■ SUPPLIED ENTRIES ■
## Start

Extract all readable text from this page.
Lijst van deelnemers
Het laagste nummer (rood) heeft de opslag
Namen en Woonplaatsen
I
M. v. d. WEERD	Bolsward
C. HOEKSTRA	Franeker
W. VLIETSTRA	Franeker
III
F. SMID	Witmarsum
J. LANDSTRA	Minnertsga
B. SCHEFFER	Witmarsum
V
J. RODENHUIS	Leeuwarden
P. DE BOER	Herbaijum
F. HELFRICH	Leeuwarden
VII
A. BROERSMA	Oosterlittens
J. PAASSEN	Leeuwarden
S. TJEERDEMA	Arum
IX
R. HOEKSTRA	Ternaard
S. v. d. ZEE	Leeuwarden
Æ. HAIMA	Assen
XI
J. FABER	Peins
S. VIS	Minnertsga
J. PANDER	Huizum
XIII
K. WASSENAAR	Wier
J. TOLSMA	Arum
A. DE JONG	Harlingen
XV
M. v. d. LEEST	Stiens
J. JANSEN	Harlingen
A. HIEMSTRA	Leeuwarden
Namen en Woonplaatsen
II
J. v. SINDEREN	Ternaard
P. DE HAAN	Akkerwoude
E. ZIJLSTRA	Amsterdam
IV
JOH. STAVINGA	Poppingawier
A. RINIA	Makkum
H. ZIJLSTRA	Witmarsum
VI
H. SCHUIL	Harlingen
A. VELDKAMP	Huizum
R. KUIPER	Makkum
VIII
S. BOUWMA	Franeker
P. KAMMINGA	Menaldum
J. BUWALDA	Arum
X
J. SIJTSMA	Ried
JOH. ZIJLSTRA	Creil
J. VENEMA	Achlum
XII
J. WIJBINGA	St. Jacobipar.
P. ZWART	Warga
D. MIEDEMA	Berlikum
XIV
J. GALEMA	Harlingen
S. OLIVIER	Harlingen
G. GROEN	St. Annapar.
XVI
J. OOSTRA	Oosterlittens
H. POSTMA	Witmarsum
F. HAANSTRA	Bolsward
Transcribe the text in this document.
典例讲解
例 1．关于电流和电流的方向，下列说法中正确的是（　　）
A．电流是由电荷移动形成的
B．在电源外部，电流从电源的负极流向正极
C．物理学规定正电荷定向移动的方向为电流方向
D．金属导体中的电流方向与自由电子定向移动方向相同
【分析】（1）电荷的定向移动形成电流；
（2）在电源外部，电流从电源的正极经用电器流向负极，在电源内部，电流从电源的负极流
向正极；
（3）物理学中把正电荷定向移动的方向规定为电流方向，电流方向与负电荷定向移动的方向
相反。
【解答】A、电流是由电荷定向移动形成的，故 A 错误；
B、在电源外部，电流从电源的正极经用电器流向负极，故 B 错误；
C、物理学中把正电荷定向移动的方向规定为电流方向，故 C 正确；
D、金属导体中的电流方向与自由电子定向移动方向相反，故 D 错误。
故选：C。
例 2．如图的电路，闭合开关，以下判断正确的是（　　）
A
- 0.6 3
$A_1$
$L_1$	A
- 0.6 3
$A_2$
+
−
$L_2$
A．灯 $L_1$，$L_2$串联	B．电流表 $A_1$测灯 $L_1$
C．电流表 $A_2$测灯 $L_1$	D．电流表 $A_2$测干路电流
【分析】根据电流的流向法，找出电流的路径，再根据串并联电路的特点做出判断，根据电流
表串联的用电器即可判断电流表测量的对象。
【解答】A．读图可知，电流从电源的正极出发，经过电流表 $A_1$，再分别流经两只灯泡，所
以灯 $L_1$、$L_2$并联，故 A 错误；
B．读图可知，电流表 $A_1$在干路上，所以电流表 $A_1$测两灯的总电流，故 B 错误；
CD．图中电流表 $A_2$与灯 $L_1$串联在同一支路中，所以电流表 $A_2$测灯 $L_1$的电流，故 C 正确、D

## End

■ WRITTEN EXERCISE ■
Using the entries above, return each line that includes the word "在电源外部".

■ RIGHT ANSWER ■
B．在电源外部，电流从电源的负极流向正极
（2）在电源外部，电流从电源的正极经用电器流向负极，在电源内部，电流从电源的负极流
B、在电源外部，电流从电源的正极经用电器流向负极，故 B 错误；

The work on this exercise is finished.